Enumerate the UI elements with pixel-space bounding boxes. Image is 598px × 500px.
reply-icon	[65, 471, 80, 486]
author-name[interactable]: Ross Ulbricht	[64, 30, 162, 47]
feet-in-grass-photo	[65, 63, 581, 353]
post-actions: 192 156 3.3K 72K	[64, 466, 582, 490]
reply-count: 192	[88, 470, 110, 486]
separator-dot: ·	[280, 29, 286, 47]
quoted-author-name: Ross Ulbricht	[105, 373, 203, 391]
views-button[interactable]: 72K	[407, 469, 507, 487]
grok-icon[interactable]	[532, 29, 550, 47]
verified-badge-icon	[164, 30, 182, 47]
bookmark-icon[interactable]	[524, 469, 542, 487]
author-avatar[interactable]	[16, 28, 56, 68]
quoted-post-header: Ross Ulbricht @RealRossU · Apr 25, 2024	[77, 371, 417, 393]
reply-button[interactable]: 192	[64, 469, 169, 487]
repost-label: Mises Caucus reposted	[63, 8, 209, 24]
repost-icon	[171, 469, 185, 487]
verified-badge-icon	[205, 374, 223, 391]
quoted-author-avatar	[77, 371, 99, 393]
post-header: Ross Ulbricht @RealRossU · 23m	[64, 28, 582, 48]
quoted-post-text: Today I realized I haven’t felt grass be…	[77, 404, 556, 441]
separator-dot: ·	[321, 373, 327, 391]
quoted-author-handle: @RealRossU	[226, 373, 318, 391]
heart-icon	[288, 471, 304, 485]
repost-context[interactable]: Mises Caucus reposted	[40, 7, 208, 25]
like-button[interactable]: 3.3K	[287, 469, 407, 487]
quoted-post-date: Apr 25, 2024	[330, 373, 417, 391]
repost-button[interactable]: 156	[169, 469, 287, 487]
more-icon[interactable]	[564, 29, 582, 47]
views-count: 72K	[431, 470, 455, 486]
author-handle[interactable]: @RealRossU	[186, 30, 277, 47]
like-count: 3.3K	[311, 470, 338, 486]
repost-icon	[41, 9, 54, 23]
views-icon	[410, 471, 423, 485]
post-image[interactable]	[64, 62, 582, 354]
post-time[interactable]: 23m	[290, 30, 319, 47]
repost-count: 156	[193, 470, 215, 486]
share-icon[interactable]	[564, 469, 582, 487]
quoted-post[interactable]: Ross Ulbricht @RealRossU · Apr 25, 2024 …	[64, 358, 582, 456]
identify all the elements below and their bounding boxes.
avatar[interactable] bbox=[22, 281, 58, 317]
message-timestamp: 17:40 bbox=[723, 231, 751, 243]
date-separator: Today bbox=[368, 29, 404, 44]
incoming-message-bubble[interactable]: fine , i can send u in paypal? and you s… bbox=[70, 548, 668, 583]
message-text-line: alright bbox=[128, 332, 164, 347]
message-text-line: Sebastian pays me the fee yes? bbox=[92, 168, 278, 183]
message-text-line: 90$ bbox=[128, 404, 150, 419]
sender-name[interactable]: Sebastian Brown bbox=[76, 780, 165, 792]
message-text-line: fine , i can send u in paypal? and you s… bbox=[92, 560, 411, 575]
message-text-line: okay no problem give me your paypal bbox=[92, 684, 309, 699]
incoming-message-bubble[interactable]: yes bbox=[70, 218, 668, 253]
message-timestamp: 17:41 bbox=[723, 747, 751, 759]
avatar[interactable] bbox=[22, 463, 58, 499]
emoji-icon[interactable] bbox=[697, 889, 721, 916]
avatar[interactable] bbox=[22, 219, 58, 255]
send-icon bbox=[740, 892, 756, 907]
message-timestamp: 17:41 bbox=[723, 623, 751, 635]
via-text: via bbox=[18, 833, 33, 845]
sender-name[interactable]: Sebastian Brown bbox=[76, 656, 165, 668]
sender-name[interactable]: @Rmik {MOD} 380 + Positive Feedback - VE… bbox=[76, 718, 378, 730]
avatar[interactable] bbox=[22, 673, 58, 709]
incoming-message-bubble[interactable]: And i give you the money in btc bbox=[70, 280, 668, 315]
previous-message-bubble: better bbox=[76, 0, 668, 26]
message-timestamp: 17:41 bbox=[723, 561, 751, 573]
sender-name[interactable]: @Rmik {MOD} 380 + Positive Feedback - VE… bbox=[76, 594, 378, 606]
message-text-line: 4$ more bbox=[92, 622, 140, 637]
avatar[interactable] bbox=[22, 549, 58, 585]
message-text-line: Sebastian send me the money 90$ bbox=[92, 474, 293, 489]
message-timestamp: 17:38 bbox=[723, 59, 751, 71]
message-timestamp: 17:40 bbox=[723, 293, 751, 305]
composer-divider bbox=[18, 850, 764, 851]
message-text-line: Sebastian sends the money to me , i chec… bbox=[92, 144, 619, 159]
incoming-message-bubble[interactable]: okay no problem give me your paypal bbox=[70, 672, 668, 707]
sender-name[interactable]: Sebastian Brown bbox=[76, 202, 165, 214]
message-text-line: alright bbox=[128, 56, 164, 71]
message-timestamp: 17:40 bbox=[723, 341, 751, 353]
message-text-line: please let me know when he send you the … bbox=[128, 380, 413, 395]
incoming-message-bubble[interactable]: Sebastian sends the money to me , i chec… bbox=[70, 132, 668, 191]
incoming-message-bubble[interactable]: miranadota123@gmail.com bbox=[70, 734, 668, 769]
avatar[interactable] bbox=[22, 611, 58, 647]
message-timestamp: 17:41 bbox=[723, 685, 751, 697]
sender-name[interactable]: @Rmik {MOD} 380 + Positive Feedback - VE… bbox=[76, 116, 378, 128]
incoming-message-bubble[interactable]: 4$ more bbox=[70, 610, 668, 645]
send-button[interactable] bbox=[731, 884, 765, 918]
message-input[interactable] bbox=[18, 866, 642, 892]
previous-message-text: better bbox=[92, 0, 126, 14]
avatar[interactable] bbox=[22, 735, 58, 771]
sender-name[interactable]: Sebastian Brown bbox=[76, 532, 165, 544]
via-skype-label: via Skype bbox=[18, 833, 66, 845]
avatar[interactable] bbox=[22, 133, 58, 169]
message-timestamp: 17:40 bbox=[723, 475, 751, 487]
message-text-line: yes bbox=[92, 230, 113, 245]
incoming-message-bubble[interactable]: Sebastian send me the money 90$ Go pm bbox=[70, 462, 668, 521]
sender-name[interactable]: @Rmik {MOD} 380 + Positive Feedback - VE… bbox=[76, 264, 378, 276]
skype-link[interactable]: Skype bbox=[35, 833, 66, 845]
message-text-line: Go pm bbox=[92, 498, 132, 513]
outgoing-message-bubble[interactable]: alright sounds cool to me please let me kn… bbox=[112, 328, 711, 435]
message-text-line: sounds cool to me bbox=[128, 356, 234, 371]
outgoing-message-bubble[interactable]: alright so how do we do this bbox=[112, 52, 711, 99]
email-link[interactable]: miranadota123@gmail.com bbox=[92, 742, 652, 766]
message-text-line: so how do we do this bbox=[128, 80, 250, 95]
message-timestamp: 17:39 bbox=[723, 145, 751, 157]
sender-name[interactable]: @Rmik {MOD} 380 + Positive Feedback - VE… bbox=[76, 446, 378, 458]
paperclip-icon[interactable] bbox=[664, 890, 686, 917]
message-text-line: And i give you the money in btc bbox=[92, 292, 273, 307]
§ §
Exercise directions ▸ Can you reproduce the stretch from the start of the records through the line containing "373, 417, 391]", replacing "heart-icon" with "like-icon" and keeping everything else the same?

Solution for this task ▸
Enumerate the UI elements with pixel-space bounding boxes. Image is 598px × 500px.
reply-icon	[65, 471, 80, 486]
author-name[interactable]: Ross Ulbricht	[64, 30, 162, 47]
feet-in-grass-photo	[65, 63, 581, 353]
post-actions: 192 156 3.3K 72K	[64, 466, 582, 490]
reply-count: 192	[88, 470, 110, 486]
separator-dot: ·	[280, 29, 286, 47]
quoted-author-name: Ross Ulbricht	[105, 373, 203, 391]
views-button[interactable]: 72K	[407, 469, 507, 487]
grok-icon[interactable]	[532, 29, 550, 47]
verified-badge-icon	[164, 30, 182, 47]
bookmark-icon[interactable]	[524, 469, 542, 487]
author-avatar[interactable]	[16, 28, 56, 68]
quoted-post-header: Ross Ulbricht @RealRossU · Apr 25, 2024	[77, 371, 417, 393]
reply-button[interactable]: 192	[64, 469, 169, 487]
repost-label: Mises Caucus reposted	[63, 8, 209, 24]
repost-icon	[171, 469, 185, 487]
verified-badge-icon	[205, 374, 223, 391]
quoted-author-avatar	[77, 371, 99, 393]
post-header: Ross Ulbricht @RealRossU · 23m	[64, 28, 582, 48]
quoted-post-text: Today I realized I haven’t felt grass be…	[77, 404, 556, 441]
separator-dot: ·	[321, 373, 327, 391]
quoted-author-handle: @RealRossU	[226, 373, 318, 391]
like-icon	[288, 471, 304, 485]
repost-context[interactable]: Mises Caucus reposted	[40, 7, 208, 25]
like-button[interactable]: 3.3K	[287, 469, 407, 487]
quoted-post-date: Apr 25, 2024	[330, 373, 417, 391]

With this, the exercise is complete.